(Image records of document pages)
════════════════════

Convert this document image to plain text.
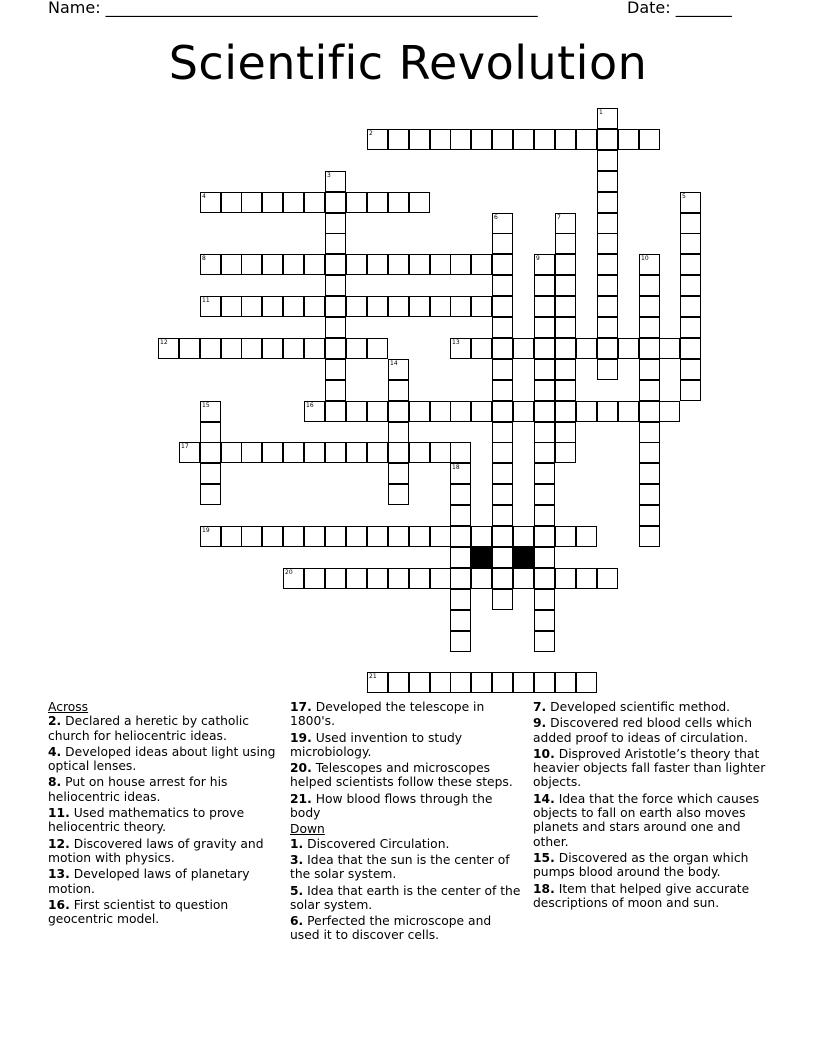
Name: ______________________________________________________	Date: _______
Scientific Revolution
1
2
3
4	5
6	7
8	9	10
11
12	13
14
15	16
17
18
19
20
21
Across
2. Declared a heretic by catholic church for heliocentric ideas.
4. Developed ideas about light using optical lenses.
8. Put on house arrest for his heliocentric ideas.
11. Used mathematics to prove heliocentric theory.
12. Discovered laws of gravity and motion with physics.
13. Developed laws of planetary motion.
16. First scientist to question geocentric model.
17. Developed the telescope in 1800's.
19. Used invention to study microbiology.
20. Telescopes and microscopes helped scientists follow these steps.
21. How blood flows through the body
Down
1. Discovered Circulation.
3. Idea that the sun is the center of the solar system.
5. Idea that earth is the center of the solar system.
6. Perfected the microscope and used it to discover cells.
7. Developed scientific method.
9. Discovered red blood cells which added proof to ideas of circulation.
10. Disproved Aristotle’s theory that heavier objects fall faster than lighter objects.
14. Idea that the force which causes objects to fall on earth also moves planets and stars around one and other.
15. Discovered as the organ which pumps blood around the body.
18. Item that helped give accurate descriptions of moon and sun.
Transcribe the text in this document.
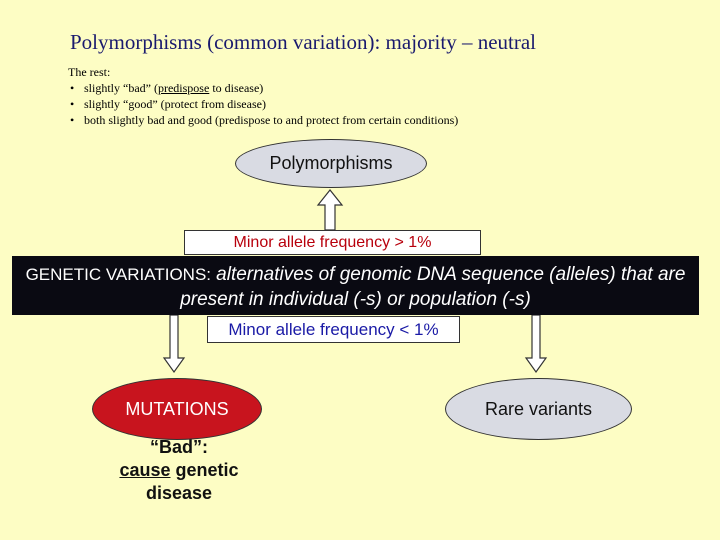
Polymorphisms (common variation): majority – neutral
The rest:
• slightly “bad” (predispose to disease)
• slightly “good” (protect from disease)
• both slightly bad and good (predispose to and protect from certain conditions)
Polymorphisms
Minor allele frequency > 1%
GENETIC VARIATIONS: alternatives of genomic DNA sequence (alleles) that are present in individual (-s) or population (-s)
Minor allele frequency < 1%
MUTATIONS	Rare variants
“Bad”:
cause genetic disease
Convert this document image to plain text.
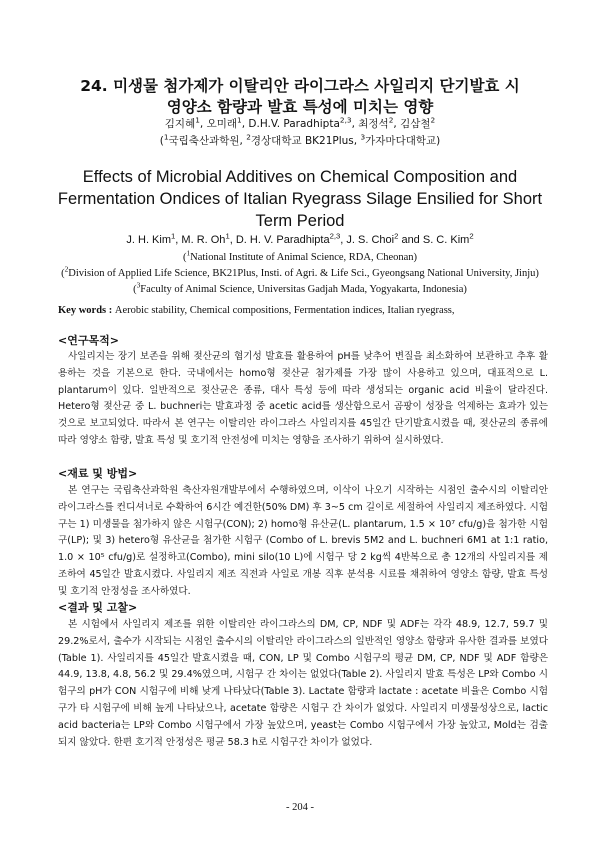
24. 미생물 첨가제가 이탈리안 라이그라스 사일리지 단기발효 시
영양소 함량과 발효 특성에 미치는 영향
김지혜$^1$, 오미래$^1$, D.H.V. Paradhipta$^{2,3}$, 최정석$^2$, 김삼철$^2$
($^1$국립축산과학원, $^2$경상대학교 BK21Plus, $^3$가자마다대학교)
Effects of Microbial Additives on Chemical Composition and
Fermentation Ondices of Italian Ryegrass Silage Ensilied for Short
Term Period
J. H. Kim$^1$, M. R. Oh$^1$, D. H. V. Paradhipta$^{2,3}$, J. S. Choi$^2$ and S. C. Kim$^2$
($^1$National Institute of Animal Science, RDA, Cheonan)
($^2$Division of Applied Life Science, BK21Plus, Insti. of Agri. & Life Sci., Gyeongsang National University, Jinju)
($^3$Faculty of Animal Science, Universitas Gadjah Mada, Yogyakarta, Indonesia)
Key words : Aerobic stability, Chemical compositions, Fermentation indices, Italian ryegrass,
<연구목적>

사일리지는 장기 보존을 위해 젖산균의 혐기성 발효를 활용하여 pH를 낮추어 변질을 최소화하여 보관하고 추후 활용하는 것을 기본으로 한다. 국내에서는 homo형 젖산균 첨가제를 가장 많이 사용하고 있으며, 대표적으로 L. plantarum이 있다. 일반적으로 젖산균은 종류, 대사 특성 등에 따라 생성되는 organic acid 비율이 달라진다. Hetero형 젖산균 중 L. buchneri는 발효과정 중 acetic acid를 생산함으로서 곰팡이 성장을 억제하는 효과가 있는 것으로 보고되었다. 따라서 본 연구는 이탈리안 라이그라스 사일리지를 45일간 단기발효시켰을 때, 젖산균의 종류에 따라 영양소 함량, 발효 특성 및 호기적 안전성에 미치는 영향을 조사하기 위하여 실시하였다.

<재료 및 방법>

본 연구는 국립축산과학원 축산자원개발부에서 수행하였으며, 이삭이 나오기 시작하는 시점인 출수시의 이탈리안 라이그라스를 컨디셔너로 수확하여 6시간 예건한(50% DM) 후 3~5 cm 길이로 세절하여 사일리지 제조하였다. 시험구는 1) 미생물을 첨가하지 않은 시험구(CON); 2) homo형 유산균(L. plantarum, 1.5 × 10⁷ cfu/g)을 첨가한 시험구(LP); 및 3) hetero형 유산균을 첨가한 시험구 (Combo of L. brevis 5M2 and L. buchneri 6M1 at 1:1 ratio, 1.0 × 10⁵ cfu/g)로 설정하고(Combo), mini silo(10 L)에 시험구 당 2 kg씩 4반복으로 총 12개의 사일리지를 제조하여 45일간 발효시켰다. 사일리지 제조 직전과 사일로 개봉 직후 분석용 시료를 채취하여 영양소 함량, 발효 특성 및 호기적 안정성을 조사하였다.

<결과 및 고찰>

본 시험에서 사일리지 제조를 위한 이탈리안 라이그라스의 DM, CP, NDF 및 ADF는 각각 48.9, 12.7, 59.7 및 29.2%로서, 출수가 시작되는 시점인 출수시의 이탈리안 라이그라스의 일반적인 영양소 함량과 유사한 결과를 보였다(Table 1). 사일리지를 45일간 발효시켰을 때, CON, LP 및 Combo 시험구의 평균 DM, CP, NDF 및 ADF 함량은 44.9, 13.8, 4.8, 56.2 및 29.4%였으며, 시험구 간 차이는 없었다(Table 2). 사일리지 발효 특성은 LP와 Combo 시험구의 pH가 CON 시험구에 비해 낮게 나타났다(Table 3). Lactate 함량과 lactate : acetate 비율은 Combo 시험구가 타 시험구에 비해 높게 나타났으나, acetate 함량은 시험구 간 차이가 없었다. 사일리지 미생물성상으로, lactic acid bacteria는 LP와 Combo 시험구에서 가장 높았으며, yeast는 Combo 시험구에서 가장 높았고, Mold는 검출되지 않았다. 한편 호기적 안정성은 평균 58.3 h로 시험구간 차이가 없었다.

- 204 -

════════════════════

**Work task**
Please show each line in the records above that contains "predispose".

**Completed exercise**
• slightly “bad” (predispose to disease)
• both slightly bad and good (predispose to and protect from certain conditions)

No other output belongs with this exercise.